Work out how many lines hold the string "приказа". Give that number and nothing more.

* [Dataset items]:
▼▼▼

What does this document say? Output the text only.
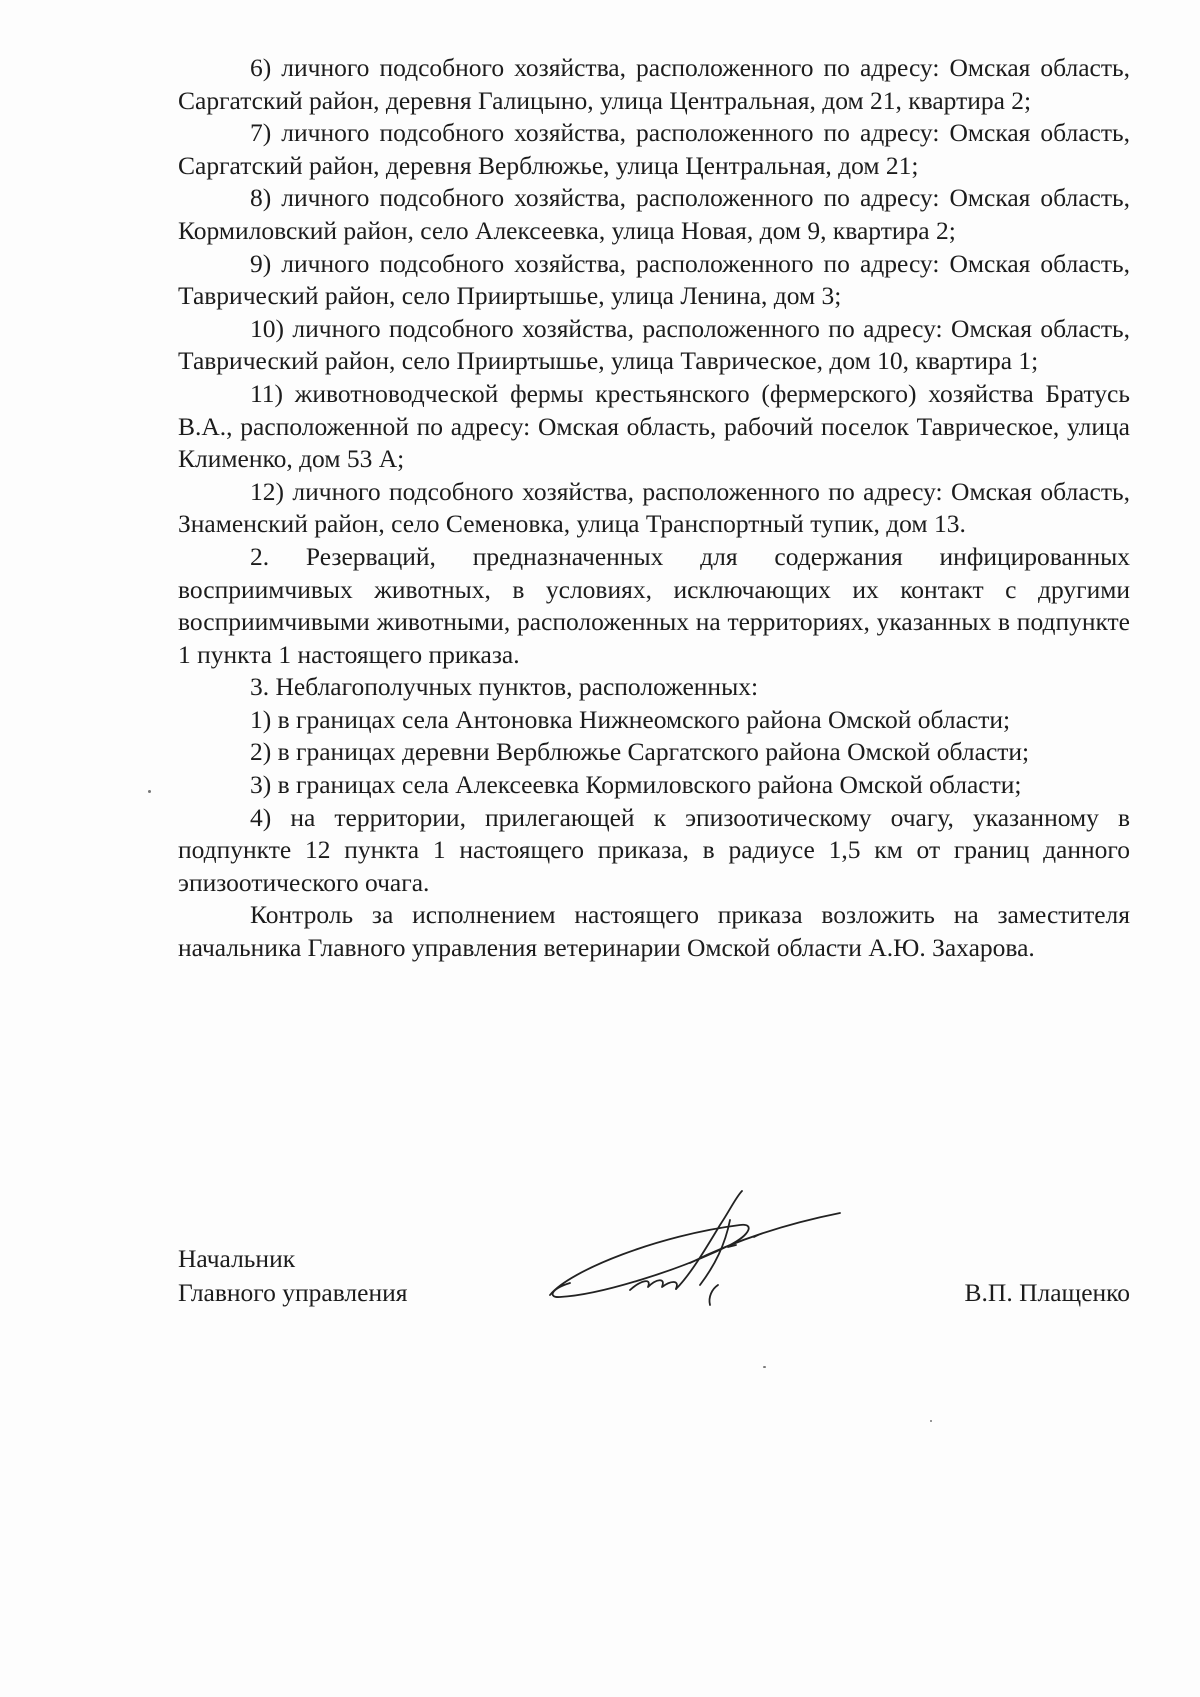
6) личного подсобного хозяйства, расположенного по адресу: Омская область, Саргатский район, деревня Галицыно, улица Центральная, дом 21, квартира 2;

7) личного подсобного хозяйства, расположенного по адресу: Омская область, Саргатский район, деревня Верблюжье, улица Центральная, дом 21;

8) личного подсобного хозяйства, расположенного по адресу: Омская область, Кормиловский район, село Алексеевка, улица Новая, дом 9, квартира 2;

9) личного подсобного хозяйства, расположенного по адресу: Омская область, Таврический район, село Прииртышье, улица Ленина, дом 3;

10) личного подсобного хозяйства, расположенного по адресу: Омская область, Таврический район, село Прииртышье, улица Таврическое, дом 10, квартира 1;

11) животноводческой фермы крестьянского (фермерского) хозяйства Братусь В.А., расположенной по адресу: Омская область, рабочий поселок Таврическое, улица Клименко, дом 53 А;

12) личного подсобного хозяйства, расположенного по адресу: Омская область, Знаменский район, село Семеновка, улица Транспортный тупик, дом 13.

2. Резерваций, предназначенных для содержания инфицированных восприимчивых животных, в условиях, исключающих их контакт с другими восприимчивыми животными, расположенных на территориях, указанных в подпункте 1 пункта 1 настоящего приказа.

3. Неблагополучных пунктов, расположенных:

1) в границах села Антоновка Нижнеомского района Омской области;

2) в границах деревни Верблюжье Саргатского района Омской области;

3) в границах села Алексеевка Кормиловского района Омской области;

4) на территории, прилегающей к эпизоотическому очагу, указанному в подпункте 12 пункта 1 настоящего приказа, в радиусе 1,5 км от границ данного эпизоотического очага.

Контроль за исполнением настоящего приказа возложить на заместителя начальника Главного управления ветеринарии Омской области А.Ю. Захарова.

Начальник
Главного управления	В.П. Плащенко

▲▲▲

* [ANSWER IN FULL]:
3